# DATA FOR THIS EXERCISE start

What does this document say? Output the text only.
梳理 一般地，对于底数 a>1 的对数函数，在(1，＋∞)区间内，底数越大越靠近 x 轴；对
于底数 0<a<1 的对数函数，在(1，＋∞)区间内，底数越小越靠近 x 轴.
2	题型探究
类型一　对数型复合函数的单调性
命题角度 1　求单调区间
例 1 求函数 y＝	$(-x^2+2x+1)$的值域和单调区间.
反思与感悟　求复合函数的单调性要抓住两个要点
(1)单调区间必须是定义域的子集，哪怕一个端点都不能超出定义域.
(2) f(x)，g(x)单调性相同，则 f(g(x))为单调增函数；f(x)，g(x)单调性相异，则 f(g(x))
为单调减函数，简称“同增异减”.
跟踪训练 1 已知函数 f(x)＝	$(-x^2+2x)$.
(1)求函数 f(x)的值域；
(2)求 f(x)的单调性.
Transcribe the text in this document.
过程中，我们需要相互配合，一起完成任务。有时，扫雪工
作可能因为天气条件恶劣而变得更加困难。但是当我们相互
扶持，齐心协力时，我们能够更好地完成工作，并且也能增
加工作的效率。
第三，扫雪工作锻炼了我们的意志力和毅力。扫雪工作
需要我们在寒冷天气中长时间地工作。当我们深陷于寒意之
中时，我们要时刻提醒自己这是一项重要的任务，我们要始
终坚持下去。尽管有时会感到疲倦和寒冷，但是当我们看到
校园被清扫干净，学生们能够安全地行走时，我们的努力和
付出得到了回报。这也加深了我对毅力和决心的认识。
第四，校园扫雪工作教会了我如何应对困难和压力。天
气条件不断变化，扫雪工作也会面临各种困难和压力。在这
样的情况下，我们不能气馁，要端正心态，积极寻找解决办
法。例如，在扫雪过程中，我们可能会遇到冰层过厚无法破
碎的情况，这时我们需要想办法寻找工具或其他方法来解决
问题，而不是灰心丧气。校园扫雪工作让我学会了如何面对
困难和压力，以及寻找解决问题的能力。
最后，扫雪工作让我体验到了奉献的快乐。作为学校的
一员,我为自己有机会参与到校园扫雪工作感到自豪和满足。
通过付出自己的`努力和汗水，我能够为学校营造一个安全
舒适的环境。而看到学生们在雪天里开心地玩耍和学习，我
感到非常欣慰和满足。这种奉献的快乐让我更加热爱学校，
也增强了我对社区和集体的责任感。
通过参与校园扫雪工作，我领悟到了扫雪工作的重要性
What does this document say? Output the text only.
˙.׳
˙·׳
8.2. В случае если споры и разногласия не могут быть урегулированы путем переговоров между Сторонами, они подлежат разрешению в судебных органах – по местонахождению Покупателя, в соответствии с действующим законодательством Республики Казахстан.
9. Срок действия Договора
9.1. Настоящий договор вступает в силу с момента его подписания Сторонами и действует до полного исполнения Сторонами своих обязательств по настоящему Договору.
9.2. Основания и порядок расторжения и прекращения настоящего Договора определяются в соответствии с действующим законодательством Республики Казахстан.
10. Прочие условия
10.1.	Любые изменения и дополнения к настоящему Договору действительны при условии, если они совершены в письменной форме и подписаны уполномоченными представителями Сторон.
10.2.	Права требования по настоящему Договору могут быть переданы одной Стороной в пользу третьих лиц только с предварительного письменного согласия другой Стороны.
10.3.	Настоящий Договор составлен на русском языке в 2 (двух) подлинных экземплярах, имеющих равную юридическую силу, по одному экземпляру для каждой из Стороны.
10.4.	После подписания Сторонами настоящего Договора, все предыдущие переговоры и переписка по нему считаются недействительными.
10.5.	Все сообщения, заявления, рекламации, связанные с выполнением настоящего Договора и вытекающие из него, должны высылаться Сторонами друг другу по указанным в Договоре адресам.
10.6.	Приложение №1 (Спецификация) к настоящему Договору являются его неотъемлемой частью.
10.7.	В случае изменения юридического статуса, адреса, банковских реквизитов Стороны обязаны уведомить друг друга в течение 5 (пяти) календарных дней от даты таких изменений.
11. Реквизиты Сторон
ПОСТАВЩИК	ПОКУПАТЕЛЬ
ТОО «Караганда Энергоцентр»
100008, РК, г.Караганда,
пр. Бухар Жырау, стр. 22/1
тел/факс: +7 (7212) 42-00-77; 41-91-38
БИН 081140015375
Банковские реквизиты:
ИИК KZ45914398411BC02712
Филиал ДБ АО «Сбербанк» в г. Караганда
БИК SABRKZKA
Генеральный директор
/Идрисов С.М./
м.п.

# DATA FOR THIS EXERCISE end

Gather each line of the listing that holds the string "если".

8.2. В случае если споры и разногласия не могут быть урегулированы путем переговоров между Сторонами, они подлежат разрешению в судебных органах – по местонахождению Покупателя, в соответствии с действующим законодательством Республики Казахстан.
10.1.	Любые изменения и дополнения к настоящему Договору действительны при условии, если они совершены в письменной форме и подписаны уполномоченными представителями Сторон.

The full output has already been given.